> Activity
Once you find a line containing the word "April" in the entries below, copy it.
The data Start Marker
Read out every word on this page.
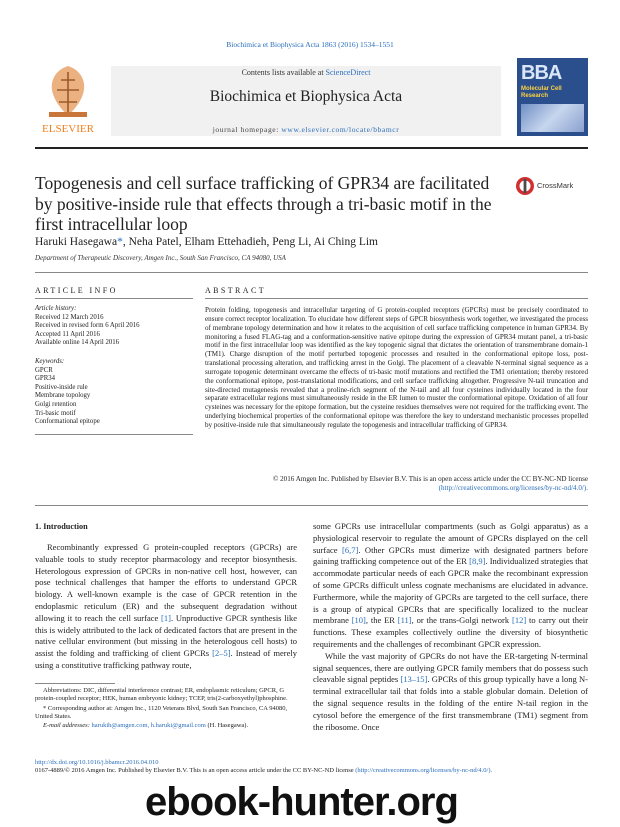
Biochimica et Biophysica Acta 1863 (2016) 1534–1551
ELSEVIER
Contents lists available at ScienceDirect
Biochimica et Biophysica Acta
journal homepage: www.elsevier.com/locate/bbamcr
BBA
Molecular Cell
Research
Topogenesis and cell surface trafficking of GPR34 are facilitated by positive-inside rule that effects through a tri-basic motif in the first intracellular loop
CrossMark
Haruki Hasegawa*, Neha Patel, Elham Ettehadieh, Peng Li, Ai Ching Lim
Department of Therapeutic Discovery, Amgen Inc., South San Francisco, CA 94080, USA
ARTICLE INFO	ABSTRACT
Article history:
Received 12 March 2016
Received in revised form 6 April 2016
Accepted 11 April 2016
Available online 14 April 2016
Keywords:
GPCR
GPR34
Positive-inside rule
Membrane topology
Golgi retention
Tri-basic motif
Conformational epitope
Protein folding, topogenesis and intracellular targeting of G protein-coupled receptors (GPCRs) must be precisely coordinated to ensure correct receptor localization. To elucidate how different steps of GPCR biosynthesis work together, we investigated the process of membrane topology determination and how it relates to the acquisition of cell surface trafficking competence in human GPR34. By monitoring a fused FLAG-tag and a conformation-sensitive native epitope during the expression of GPR34 mutant panel, a tri-basic motif in the first intracellular loop was identified as the key topogenic signal that dictates the orientation of transmembrane domain-1 (TM1). Charge disruption of the motif perturbed topogenic processes and resulted in the conformational epitope loss, post-translational processing alteration, and trafficking arrest in the Golgi. The placement of a cleavable N-terminal signal sequence as a surrogate topogenic determinant overcame the effects of tri-basic motif mutations and rectified the TM1 orientation; thereby restored the conformational epitope, post-translational modifications, and cell surface trafficking altogether. Progressive N-tail truncation and site-directed mutagenesis revealed that a proline-rich segment of the N-tail and all four cysteines individually located in the four separate extracellular regions must simultaneously reside in the ER lumen to muster the conformational epitope. Oxidation of all four cysteines was necessary for the epitope formation, but the cysteine residues themselves were not required for the trafficking event. The underlying biochemical properties of the conformational epitope was therefore the key to understand mechanistic processes propelled by positive-inside rule that simultaneously regulate the topogenesis and intracellular trafficking of GPR34.
© 2016 Amgen Inc. Published by Elsevier B.V. This is an open access article under the CC BY-NC-ND license (http://creativecommons.org/licenses/by-nc-nd/4.0/).
1. Introduction
Recombinantly expressed G protein-coupled receptors (GPCRs) are valuable tools to study receptor pharmacology and receptor biosynthesis. Heterologous expression of GPCRs in non-native cell host, however, can pose technical challenges that hamper the efforts to understand GPCR biology. A well-known example is the case of GPCR retention in the endoplasmic reticulum (ER) and the subsequent degradation without allowing it to reach the cell surface [1]. Unproductive GPCR synthesis like this is widely attributed to the lack of dedicated factors that are present in the native cellular environment (but missing in the heterologous cell hosts) to assist the folding and trafficking of client GPCRs [2–5]. Instead of merely using a constitutive trafficking pathway route,

some GPCRs use intracellular compartments (such as Golgi apparatus) as a physiological reservoir to regulate the amount of GPCRs displayed on the cell surface [6,7]. Other GPCRs must dimerize with designated partners before gaining trafficking competence out of the ER [8,9]. Individualized strategies that accommodate particular needs of each GPCR make the recombinant expression of some GPCRs difficult unless cognate mechanisms are elucidated in advance. Furthermore, while the majority of GPCRs are targeted to the cell surface, there is a group of atypical GPCRs that are specifically localized to the nuclear membrane [10], the ER [11], or the trans-Golgi network [12] to carry out their functions. These examples collectively outline the diversity of biosynthetic requirements and the challenges of recombinant GPCR expression.

While the vast majority of GPCRs do not have the ER-targeting N-terminal signal sequences, there are outlying GPCR family members that do possess such cleavable signal peptides [13–15]. GPCRs of this group typically have a long N-terminal extracellular tail that folds into a stable globular domain. Deletion of the signal sequence results in the folding of the entire N-tail region in the cytosol before the emergence of the first transmembrane (TM1) segment from the ribosome. Once

Abbreviations: DIC, differential interference contrast; ER, endoplasmic reticulum; GPCR, G protein-coupled receptor; HEK, human embryonic kidney; TCEP, tris(2-carboxyethyl)phosphine.

* Corresponding author at: Amgen Inc., 1120 Veterans Blvd, South San Francisco, CA 94080, United States.

E-mail addresses: harukih@amgen.com, h.haruki@gmail.com (H. Hasegawa).

http://dx.doi.org/10.1016/j.bbamcr.2016.04.010
0167-4889/© 2016 Amgen Inc. Published by Elsevier B.V. This is an open access article under the CC BY-NC-ND license (http://creativecommons.org/licenses/by-nc-nd/4.0/).
ebook-hunter.org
The data End Marker
> Solution
Received in revised form 6 April 2016
Accepted 11 April 2016
Available online 14 April 2016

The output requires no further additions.